## Extracted information:
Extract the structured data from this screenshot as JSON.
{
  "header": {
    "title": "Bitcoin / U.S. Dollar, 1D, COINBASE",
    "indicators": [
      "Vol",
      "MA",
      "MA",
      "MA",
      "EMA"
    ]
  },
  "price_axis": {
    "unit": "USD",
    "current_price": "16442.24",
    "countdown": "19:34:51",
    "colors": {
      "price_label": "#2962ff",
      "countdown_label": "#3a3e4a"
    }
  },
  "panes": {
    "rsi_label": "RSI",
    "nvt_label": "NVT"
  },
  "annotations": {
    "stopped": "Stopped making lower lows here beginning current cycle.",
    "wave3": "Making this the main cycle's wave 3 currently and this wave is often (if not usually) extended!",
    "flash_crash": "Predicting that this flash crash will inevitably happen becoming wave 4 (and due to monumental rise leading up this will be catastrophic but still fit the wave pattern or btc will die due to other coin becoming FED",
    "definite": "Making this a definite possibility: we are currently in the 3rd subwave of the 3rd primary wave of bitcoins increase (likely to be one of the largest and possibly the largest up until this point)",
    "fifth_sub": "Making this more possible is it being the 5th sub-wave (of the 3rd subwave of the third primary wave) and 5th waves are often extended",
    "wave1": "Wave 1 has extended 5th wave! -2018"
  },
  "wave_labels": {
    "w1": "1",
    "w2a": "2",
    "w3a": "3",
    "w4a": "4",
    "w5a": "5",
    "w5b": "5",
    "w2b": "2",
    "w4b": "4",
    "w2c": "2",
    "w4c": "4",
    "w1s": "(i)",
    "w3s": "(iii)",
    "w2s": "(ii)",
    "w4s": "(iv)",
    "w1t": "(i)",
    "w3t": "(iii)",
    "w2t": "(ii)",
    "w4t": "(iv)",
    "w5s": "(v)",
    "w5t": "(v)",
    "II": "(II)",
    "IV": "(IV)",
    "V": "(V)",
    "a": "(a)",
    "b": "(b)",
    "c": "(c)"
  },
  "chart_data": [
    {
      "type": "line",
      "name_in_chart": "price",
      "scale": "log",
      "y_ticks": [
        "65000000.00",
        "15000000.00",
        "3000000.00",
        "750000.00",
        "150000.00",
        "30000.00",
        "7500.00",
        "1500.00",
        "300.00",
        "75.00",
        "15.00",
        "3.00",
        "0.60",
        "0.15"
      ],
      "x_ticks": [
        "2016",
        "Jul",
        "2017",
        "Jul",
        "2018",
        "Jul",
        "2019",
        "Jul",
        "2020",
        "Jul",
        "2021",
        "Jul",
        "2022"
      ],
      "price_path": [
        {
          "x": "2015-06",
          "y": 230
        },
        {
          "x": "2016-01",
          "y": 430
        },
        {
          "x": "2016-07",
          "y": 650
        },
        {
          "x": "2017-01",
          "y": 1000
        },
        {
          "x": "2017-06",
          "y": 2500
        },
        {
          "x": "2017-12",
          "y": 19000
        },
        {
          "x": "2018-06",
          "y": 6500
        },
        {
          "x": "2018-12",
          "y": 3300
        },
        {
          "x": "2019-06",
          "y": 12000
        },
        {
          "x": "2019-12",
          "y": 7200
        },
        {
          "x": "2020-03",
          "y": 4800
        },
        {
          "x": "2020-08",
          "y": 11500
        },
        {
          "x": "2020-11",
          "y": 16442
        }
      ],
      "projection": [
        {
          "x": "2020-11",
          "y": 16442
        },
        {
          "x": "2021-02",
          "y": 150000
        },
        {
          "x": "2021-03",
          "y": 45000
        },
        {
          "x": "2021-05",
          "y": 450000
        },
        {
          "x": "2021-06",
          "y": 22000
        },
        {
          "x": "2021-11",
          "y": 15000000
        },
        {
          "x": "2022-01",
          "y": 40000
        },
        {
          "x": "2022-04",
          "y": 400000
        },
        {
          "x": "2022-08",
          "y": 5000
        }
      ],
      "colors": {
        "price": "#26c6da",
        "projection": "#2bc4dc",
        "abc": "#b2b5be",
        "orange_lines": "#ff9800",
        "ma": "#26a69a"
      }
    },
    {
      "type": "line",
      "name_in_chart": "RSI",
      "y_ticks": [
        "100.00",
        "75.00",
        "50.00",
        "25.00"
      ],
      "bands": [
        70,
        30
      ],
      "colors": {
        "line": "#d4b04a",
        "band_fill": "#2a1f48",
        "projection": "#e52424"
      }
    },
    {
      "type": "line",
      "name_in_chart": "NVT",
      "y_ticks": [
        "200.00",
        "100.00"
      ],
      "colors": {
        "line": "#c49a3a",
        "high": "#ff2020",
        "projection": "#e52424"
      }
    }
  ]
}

## Directions:
Show every line in the entries where the string "projection" occurs.

## Solution:
      "projection": [
        "projection": "#2bc4dc",
        "projection": "#e52424"
        "projection": "#e52424"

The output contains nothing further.